[Chart and figure data]
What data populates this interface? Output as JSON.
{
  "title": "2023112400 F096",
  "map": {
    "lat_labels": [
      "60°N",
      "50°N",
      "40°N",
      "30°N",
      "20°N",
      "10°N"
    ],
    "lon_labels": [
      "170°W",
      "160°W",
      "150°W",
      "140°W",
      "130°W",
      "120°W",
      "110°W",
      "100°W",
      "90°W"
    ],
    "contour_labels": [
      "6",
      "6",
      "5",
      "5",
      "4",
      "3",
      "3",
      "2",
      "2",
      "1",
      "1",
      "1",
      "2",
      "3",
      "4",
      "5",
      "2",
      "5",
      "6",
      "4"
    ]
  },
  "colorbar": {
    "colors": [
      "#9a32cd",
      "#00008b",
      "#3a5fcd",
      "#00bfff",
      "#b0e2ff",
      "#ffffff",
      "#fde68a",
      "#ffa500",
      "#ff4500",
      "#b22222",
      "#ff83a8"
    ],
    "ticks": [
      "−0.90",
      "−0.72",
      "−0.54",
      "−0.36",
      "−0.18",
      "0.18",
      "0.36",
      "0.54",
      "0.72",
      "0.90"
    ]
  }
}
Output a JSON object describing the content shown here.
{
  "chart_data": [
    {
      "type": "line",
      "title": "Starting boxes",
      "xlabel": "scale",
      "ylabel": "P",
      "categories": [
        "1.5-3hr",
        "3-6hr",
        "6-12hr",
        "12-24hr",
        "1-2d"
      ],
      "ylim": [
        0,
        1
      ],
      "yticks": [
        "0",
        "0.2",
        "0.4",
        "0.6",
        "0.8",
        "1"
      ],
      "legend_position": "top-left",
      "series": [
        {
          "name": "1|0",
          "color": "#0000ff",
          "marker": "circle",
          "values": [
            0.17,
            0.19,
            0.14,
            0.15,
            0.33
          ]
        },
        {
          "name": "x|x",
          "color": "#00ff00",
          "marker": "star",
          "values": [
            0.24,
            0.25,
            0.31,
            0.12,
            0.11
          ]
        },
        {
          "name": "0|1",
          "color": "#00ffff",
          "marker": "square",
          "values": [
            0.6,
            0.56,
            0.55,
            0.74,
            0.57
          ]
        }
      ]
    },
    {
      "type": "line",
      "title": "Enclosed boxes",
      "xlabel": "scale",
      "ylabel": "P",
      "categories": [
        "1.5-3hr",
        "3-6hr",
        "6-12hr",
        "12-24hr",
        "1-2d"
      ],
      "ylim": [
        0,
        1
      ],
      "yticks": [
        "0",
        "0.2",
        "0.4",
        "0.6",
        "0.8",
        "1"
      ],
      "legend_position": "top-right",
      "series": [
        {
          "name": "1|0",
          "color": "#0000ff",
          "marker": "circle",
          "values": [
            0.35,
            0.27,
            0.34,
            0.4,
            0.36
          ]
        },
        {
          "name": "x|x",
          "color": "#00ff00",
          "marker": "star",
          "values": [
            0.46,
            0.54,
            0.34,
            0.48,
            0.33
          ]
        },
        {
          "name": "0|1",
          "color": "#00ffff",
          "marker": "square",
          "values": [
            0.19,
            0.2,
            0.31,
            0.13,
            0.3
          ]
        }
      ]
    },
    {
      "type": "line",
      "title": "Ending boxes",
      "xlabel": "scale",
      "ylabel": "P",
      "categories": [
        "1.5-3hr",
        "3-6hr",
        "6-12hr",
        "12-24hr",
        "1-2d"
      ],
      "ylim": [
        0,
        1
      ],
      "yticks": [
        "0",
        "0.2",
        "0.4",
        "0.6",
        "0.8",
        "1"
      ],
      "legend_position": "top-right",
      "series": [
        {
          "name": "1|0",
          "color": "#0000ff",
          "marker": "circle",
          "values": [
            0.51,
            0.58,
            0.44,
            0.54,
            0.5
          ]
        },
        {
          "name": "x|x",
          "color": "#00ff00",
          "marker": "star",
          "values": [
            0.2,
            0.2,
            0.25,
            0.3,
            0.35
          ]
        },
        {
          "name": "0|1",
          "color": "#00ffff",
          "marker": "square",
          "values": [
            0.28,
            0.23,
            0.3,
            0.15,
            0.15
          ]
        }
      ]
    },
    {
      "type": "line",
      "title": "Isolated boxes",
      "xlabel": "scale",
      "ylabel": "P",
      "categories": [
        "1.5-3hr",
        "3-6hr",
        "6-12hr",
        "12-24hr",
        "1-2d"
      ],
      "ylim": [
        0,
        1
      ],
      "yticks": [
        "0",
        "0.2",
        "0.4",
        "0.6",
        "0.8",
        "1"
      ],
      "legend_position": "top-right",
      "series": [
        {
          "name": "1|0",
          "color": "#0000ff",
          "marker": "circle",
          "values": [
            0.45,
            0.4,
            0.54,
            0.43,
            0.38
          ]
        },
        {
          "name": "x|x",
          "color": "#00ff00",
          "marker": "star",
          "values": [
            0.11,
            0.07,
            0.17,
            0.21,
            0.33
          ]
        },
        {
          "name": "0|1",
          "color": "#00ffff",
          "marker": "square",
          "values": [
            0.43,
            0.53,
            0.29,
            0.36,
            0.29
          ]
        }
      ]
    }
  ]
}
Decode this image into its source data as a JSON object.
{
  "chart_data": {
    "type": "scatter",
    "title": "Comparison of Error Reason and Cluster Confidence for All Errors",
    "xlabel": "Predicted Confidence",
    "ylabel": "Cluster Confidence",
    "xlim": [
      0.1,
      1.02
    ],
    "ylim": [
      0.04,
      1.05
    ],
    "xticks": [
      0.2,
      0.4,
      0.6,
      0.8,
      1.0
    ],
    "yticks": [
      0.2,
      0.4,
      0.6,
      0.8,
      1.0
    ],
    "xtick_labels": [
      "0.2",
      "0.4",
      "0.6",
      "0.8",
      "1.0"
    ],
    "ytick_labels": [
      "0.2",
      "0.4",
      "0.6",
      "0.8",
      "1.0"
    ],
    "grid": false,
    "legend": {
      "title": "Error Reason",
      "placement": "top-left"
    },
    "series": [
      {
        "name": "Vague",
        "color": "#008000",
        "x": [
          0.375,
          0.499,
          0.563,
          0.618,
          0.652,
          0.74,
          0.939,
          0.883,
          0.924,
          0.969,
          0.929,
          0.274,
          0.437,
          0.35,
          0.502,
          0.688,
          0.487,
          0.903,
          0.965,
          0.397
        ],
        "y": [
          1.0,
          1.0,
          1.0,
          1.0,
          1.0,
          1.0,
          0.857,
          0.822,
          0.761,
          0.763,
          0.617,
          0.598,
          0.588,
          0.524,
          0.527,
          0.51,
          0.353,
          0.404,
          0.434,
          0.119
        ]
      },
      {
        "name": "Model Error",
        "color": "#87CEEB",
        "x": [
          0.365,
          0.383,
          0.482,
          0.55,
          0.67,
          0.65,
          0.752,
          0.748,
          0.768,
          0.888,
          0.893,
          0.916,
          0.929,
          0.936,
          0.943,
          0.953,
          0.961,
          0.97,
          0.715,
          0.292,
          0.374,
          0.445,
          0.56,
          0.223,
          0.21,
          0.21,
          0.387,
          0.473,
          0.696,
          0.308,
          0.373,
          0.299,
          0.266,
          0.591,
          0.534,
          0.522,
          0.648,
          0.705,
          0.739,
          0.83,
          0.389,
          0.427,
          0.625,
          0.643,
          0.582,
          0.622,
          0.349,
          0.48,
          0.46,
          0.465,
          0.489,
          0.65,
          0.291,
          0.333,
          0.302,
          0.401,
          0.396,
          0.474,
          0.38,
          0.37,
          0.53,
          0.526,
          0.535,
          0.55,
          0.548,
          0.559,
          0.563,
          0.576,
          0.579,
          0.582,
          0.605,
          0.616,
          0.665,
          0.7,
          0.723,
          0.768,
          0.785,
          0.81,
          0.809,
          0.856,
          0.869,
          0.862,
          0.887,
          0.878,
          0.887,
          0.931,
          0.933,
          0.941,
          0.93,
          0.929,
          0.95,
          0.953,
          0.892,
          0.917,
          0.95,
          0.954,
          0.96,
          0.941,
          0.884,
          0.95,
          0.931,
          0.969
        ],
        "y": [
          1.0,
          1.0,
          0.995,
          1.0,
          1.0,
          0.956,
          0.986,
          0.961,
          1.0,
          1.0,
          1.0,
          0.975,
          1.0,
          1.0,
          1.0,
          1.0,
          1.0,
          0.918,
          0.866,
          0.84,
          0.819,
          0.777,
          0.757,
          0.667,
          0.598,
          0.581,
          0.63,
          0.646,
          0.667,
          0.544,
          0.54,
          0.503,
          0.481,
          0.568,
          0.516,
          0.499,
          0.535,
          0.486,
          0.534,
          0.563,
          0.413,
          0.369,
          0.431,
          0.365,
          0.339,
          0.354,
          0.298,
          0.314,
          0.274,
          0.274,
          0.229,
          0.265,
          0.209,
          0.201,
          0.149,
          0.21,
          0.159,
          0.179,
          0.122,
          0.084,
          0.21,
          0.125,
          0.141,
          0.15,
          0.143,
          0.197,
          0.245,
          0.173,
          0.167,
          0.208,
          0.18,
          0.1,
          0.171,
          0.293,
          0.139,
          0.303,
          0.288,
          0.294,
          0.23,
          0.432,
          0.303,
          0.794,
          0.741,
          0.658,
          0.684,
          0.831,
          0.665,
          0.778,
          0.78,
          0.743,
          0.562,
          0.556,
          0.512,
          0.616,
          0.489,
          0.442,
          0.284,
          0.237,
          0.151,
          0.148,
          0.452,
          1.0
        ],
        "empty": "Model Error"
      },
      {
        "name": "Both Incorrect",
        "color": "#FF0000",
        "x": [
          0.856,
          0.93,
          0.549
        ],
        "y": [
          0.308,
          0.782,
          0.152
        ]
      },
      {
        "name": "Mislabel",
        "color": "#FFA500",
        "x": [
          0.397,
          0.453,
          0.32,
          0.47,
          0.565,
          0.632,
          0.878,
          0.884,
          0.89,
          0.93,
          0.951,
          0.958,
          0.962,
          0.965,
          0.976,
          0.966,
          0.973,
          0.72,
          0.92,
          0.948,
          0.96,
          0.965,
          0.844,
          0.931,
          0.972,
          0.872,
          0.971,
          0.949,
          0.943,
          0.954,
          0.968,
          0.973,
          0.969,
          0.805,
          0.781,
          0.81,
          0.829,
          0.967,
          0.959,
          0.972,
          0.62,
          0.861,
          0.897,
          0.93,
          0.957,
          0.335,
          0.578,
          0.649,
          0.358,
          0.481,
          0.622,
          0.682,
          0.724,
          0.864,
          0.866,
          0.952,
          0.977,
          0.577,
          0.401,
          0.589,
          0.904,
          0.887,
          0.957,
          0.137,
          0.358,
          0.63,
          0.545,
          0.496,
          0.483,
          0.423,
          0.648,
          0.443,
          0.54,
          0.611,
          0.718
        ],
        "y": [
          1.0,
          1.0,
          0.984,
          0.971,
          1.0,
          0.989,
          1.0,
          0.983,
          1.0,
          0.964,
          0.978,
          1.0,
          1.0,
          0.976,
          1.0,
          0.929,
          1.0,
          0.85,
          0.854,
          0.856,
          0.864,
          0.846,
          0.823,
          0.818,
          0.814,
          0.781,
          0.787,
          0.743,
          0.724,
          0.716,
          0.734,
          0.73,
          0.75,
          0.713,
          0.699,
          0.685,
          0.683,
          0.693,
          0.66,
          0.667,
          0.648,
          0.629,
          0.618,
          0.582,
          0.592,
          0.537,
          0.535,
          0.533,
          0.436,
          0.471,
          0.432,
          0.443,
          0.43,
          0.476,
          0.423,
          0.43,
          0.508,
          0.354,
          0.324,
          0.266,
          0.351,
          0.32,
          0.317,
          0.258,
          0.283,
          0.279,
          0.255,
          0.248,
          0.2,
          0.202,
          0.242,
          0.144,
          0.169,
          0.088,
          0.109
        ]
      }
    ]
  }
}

> **What to work on**:
Read the data above. Pull out each line in which the string "left" appears.

> **Finished answer**:
      "legend_position": "top-left",
      "placement": "top-left"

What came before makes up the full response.